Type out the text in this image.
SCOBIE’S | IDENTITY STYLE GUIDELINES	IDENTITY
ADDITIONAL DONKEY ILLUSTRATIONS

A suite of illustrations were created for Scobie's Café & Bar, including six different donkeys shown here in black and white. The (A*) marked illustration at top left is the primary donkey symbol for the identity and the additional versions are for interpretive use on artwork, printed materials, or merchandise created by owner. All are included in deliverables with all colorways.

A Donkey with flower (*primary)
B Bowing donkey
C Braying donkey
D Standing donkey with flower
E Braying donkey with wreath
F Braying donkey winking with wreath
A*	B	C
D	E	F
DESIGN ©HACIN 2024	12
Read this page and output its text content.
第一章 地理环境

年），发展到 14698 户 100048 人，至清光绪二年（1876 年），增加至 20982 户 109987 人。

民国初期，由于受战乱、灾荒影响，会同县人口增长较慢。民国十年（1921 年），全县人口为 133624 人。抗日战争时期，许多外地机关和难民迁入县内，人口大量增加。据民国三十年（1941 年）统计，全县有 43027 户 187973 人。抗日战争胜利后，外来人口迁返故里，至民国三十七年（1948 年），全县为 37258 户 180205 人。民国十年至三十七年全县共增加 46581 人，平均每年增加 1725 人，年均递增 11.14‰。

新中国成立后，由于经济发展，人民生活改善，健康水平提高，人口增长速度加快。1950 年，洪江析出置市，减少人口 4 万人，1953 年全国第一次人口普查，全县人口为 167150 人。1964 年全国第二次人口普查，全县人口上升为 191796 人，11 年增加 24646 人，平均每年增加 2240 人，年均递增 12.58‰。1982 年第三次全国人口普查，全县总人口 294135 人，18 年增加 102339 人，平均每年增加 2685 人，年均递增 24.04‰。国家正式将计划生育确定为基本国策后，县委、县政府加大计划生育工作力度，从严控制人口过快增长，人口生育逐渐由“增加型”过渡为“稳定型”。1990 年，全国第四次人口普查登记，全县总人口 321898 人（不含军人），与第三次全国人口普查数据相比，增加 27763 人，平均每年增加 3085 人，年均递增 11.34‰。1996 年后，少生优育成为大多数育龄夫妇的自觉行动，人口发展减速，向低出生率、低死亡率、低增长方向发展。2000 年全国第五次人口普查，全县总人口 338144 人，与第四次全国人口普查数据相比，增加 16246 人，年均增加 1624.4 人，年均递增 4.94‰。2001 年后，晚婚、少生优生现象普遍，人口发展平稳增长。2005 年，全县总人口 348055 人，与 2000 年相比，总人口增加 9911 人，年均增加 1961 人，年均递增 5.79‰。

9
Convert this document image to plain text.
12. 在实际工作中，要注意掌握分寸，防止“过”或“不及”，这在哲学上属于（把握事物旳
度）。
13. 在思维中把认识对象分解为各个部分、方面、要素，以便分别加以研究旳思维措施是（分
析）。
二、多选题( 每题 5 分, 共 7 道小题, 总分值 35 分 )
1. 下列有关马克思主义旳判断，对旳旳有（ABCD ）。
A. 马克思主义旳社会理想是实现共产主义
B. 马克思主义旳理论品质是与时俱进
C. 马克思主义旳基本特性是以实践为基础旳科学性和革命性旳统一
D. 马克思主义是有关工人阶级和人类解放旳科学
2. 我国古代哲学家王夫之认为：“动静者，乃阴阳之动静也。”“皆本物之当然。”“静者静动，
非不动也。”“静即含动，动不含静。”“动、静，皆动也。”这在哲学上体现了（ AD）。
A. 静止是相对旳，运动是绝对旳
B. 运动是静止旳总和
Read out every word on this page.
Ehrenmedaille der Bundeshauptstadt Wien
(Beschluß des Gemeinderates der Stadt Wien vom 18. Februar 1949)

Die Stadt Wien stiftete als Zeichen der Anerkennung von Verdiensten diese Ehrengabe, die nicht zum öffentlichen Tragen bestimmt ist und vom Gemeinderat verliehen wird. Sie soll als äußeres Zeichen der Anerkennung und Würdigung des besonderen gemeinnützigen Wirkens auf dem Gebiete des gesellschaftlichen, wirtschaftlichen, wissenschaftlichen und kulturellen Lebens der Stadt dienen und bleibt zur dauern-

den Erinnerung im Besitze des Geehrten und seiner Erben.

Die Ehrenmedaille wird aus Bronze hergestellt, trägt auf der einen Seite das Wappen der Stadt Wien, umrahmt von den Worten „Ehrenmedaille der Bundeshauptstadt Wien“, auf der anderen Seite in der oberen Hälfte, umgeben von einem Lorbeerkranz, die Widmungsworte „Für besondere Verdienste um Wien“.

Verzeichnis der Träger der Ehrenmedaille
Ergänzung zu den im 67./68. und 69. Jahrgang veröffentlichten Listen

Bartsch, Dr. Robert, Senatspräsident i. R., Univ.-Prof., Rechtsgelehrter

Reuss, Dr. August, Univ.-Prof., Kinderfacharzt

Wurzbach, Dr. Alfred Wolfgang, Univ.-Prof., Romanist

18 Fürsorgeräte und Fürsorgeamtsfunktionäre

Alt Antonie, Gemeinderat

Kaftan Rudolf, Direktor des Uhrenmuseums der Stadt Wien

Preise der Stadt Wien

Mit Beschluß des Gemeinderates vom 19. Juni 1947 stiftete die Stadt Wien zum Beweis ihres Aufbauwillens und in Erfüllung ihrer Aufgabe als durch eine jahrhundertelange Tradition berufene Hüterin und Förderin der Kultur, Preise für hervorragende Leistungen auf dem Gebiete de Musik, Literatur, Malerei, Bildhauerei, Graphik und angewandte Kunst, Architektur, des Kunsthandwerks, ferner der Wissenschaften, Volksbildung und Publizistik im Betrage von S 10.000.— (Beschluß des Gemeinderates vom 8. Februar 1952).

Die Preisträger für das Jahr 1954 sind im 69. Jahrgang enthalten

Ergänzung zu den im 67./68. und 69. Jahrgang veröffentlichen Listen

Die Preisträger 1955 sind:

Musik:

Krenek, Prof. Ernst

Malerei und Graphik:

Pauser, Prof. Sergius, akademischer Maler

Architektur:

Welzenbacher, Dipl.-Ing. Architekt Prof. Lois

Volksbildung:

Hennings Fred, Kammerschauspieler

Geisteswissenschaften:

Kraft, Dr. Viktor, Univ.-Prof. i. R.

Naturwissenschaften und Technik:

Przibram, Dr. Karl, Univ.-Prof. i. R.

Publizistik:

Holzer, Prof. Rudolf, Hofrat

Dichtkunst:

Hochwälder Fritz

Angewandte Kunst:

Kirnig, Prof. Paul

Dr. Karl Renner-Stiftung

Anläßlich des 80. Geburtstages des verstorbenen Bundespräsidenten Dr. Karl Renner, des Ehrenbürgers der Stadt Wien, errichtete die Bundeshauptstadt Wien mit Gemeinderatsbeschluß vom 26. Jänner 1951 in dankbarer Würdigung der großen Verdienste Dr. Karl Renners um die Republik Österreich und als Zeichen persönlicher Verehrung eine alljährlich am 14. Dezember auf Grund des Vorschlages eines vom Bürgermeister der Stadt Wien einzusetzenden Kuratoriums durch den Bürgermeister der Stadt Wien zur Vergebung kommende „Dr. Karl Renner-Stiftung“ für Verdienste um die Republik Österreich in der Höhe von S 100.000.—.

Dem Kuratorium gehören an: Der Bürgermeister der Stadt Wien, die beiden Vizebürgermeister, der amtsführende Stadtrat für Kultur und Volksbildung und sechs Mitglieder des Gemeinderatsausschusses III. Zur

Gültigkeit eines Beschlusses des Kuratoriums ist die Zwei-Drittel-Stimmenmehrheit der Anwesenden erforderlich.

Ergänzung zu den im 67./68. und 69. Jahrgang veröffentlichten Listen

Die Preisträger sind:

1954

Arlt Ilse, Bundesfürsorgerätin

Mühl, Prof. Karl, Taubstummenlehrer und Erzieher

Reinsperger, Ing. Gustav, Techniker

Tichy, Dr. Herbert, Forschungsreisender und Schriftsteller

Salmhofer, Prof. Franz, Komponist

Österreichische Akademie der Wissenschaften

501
************
Determine how many lines above contain "Braying" as a word or string. Give the number alone.

3